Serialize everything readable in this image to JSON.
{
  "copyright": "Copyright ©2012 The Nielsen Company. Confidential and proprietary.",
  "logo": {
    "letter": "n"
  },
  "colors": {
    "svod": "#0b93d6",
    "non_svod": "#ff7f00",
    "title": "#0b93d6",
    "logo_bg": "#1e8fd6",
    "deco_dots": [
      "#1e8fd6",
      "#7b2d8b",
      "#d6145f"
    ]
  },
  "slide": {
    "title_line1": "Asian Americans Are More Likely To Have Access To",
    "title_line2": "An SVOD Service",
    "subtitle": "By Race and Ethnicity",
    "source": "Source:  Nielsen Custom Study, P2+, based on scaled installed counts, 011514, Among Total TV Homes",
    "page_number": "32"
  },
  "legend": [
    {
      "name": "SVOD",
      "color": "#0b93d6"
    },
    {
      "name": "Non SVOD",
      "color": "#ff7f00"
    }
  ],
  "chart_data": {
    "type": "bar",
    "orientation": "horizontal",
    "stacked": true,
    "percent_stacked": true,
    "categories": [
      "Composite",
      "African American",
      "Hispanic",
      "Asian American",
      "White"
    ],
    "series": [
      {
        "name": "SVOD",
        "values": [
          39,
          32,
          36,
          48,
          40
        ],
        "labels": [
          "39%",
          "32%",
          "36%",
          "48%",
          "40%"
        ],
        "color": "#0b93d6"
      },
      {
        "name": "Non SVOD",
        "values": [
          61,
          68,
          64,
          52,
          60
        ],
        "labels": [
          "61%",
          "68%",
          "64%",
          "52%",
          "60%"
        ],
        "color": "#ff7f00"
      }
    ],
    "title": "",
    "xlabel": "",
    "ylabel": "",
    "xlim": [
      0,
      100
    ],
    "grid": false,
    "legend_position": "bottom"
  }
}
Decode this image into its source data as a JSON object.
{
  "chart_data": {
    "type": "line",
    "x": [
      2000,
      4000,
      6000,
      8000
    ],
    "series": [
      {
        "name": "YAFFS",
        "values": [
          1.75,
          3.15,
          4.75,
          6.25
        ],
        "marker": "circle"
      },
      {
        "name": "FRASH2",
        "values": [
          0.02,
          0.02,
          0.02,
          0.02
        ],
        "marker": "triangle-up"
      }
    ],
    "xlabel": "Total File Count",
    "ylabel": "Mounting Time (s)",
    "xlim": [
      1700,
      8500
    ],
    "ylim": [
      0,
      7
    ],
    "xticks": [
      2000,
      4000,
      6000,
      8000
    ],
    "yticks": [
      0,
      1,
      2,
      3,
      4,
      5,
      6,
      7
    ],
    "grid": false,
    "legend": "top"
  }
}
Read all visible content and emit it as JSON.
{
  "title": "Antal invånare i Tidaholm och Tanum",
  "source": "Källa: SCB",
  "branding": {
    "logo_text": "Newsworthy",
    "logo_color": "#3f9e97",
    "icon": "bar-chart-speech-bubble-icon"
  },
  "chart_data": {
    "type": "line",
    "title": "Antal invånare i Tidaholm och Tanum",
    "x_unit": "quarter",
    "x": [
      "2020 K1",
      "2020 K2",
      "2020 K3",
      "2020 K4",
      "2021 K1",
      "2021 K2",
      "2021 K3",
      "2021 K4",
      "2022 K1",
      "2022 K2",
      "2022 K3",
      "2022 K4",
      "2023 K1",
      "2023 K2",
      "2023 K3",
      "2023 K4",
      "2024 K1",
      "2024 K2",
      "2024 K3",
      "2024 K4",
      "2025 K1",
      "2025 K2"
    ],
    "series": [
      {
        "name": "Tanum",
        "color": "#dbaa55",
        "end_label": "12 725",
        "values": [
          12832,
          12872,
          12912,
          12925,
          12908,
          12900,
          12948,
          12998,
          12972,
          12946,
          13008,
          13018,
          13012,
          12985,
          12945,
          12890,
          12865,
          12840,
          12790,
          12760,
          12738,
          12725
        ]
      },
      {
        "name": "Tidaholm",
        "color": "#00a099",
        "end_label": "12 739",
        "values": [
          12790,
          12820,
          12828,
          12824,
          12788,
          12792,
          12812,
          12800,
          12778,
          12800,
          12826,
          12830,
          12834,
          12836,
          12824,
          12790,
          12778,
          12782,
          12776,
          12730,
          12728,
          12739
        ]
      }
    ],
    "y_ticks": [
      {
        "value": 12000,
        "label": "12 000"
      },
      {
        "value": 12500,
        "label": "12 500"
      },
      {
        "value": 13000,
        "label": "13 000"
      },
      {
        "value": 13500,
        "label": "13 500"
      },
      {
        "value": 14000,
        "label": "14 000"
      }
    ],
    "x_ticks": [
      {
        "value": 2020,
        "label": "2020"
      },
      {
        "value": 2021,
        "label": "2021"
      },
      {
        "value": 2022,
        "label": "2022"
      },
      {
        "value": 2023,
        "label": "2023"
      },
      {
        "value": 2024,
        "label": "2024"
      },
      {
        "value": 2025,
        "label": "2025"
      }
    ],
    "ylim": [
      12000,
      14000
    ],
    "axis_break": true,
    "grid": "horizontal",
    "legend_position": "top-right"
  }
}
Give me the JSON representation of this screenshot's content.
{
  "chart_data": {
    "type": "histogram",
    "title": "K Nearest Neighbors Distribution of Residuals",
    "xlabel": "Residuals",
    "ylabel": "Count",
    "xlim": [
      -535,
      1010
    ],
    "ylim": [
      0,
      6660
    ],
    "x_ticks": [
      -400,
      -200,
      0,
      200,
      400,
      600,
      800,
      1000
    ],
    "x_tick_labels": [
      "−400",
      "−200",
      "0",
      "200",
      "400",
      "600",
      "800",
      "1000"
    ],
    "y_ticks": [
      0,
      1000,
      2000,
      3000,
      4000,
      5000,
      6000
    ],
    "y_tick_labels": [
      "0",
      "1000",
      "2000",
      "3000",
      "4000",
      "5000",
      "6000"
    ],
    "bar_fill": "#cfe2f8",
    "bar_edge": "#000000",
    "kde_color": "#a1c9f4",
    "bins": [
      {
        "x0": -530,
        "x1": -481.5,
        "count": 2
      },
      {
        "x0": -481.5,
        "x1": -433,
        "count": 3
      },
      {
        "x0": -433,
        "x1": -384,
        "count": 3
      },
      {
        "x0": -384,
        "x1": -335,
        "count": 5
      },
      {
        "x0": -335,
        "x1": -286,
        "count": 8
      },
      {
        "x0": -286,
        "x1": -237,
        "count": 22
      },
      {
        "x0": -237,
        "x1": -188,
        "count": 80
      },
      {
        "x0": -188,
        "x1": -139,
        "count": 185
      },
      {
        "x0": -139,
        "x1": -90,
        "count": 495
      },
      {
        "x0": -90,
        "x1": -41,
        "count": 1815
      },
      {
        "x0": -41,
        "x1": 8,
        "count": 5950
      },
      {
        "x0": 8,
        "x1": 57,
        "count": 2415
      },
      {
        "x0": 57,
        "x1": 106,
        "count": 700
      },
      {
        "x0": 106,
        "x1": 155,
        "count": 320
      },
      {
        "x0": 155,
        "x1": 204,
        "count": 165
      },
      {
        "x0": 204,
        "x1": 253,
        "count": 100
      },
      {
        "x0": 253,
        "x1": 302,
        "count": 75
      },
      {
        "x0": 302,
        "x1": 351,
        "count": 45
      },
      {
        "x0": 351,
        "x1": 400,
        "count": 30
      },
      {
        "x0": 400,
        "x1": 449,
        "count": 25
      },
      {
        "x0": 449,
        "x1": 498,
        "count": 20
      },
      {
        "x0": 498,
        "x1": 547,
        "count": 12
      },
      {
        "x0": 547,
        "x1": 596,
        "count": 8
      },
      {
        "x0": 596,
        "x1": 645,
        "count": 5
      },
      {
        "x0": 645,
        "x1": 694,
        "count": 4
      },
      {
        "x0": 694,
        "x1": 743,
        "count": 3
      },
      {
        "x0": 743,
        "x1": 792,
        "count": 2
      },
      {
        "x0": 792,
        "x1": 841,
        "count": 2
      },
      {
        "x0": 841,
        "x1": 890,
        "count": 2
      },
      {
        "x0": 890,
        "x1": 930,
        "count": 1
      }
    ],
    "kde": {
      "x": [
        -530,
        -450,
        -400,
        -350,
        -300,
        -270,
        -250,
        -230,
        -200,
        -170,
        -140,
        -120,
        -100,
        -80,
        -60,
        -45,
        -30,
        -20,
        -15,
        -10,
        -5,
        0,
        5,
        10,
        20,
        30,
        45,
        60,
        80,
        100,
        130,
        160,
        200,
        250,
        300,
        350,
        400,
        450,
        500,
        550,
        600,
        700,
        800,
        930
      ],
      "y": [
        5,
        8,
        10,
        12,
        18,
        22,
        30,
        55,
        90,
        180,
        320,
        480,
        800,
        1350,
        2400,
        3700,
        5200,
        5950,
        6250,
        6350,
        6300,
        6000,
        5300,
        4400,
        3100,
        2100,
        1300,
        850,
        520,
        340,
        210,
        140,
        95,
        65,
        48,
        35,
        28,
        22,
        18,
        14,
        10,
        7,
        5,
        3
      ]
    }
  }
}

------------------------------------

_Set exercise_: Only lines with "Nielsen" are wanted here; list each of them.

_Answer below_:
  "copyright": "Copyright ©2012 The Nielsen Company. Confidential and proprietary.",
    "source": "Source:  Nielsen Custom Study, P2+, based on scaled installed counts, 011514, Among Total TV Homes",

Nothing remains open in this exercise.